(Dataset excerpt)
— Begin —
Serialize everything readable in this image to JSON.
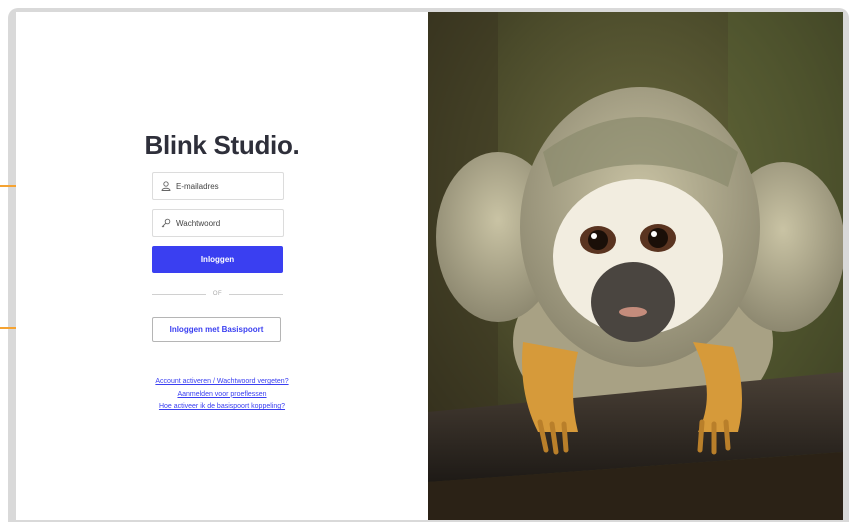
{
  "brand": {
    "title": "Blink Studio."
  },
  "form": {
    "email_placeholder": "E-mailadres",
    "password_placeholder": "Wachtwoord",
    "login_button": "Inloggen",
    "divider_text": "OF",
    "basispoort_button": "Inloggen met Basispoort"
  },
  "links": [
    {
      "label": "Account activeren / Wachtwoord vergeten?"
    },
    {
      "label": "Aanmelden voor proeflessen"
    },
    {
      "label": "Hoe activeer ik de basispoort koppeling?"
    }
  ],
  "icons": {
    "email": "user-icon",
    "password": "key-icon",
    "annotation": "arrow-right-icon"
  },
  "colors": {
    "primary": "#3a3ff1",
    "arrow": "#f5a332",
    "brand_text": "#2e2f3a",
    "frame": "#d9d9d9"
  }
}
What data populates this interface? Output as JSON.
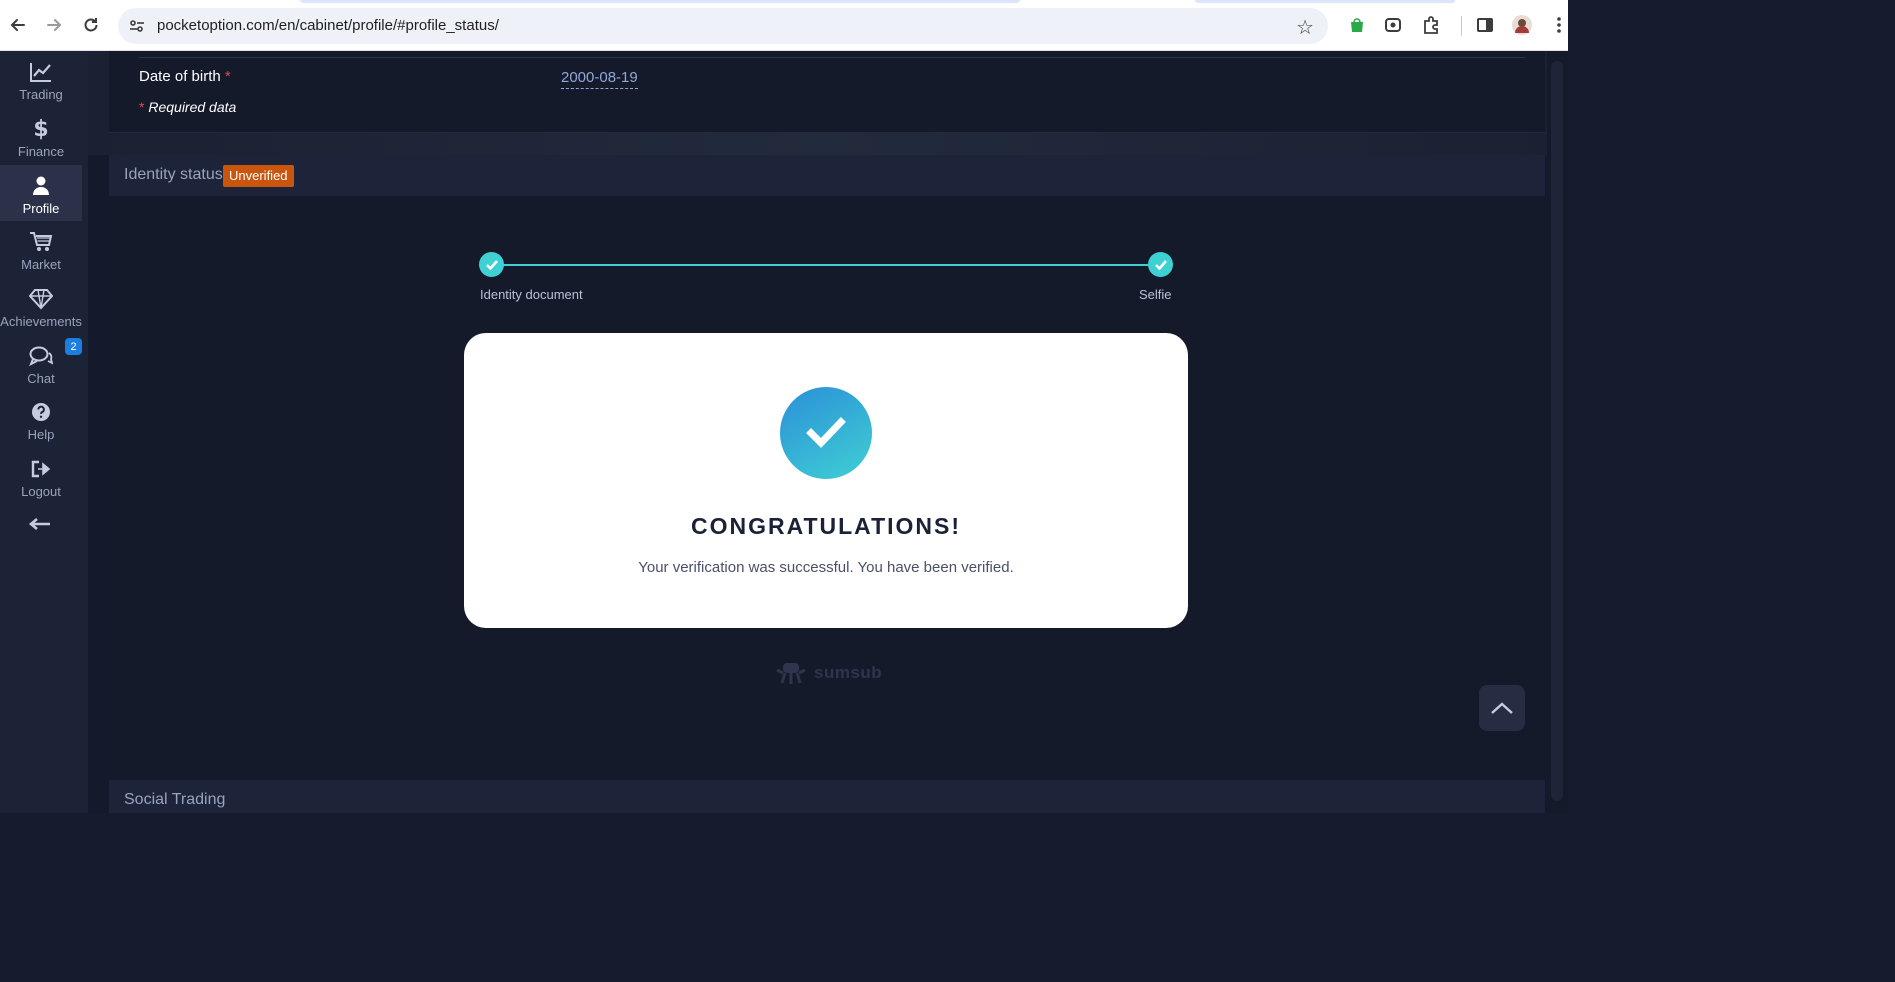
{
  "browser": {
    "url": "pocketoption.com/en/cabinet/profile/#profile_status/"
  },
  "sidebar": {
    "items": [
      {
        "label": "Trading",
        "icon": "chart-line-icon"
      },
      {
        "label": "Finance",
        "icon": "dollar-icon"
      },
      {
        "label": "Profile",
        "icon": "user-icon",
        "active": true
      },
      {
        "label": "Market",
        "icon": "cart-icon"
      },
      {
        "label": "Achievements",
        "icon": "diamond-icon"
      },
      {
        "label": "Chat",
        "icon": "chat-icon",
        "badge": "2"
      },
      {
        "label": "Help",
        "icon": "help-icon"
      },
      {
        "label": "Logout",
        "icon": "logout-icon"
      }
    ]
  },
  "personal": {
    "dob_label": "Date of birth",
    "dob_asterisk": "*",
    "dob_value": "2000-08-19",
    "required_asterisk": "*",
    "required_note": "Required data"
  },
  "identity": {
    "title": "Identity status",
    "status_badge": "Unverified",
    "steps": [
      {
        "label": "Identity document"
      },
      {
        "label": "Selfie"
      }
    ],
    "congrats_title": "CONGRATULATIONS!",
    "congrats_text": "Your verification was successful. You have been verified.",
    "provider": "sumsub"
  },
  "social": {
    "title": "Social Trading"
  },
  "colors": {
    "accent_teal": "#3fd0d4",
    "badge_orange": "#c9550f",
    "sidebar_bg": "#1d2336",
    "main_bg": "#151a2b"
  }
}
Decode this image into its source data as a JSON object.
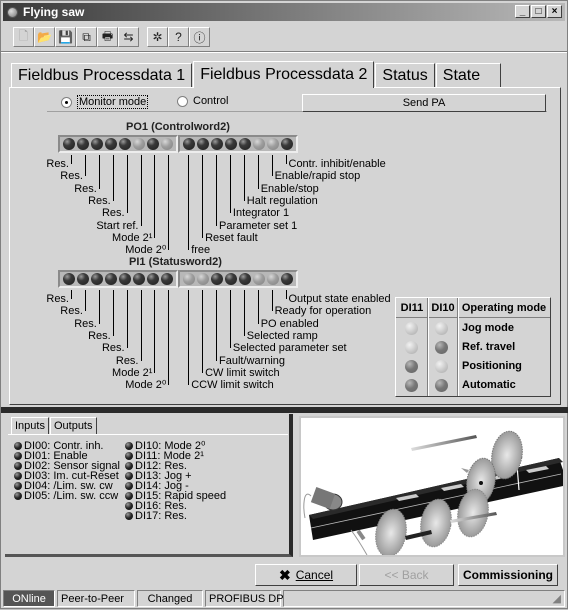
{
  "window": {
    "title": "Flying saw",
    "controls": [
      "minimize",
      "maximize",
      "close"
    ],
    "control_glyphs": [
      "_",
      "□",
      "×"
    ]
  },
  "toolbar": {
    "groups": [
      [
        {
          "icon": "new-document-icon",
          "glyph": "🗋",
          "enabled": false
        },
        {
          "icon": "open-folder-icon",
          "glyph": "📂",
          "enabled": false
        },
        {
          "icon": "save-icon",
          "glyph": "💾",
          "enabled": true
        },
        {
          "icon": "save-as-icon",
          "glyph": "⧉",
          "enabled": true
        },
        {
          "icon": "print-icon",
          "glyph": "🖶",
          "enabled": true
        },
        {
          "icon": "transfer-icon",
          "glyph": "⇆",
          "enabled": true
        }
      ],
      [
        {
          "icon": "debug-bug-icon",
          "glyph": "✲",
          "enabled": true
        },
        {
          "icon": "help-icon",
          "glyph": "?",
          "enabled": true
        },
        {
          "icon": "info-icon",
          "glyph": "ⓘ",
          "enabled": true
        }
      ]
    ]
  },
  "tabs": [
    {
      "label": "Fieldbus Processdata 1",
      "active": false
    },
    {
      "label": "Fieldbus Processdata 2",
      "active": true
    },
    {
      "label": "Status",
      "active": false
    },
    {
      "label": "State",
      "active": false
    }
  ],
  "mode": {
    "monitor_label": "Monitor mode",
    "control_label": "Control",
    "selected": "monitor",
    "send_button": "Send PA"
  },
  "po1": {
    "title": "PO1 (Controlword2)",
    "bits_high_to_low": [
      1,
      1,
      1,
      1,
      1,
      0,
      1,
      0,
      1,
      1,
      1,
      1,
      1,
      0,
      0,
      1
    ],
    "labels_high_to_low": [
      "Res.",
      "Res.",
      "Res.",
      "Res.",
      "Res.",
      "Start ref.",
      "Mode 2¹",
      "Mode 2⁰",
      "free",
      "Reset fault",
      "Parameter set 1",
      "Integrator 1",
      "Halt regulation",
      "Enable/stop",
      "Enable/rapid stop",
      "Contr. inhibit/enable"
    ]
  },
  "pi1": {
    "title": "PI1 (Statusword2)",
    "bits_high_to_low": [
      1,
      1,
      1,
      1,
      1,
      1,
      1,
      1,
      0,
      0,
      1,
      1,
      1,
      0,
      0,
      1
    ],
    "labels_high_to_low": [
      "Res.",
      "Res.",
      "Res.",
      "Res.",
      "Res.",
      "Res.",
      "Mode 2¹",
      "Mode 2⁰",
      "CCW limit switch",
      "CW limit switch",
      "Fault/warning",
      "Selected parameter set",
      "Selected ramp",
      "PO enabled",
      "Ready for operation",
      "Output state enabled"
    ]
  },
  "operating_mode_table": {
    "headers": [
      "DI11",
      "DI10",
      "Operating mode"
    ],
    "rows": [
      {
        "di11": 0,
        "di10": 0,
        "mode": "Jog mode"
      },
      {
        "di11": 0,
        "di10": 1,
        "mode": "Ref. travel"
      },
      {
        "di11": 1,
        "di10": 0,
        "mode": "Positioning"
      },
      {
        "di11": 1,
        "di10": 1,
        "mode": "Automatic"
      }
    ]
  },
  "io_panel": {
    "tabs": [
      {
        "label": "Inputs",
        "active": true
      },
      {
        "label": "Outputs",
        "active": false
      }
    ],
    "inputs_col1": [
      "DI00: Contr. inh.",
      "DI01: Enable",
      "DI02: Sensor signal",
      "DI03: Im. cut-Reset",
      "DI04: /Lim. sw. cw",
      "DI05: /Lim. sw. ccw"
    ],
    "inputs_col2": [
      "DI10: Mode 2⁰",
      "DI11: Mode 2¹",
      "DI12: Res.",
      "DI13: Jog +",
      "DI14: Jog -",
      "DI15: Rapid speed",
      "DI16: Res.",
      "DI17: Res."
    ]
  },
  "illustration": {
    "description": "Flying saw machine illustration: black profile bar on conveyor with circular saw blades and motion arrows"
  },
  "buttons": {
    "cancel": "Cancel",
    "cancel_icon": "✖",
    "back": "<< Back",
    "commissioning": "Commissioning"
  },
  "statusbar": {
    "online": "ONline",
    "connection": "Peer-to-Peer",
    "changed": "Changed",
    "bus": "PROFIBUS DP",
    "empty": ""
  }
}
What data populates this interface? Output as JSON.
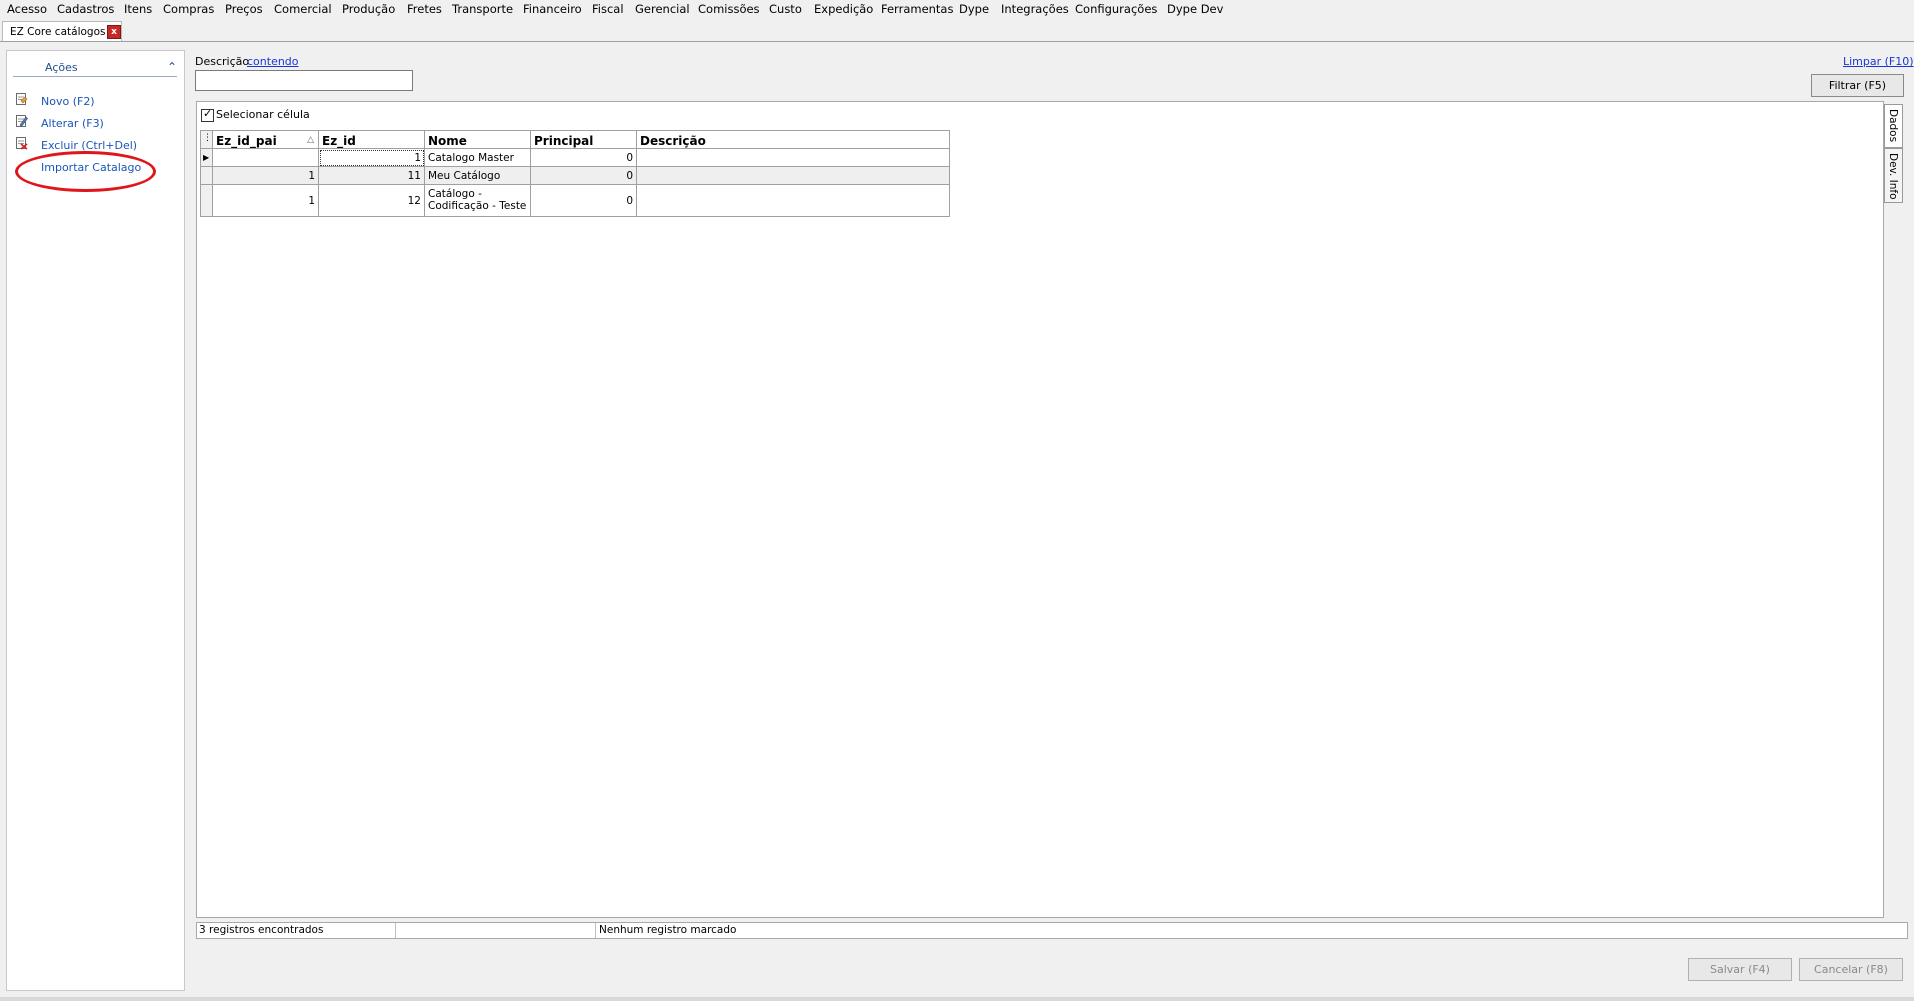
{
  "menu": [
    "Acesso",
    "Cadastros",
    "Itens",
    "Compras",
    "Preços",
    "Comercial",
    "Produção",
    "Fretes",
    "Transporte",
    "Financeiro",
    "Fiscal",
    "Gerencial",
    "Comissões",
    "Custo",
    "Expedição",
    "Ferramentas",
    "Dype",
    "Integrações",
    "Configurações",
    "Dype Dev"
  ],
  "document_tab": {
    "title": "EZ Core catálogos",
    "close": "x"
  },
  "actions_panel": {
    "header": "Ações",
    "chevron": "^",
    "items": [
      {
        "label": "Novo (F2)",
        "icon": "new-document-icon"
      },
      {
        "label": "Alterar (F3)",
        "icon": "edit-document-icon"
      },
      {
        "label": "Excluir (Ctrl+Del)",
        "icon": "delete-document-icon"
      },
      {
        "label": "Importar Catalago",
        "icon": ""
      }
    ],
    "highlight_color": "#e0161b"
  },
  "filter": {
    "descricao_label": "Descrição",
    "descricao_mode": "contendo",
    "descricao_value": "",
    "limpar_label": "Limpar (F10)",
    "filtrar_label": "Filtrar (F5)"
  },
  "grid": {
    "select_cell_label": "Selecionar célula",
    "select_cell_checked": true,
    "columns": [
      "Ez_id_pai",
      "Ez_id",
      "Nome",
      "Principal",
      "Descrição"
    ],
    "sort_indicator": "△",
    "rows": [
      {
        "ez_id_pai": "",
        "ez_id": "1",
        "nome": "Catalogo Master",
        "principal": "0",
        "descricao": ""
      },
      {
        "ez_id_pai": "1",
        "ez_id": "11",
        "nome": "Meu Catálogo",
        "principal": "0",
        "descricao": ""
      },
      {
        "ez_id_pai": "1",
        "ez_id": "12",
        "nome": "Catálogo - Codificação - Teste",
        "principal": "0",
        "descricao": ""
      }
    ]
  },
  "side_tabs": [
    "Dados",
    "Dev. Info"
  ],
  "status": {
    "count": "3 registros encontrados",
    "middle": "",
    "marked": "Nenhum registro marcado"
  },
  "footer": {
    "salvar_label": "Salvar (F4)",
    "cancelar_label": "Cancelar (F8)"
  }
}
— End —
→ SHORT EXERCISE
Report back each line of the entries that holds the string "this".

→ OUTPUT
Serialize everything readable in this image to JSON.
What data populates this interface? Output as JSON.
Decode this image into its source data as a JSON object.
What data populates this interface? Output as JSON.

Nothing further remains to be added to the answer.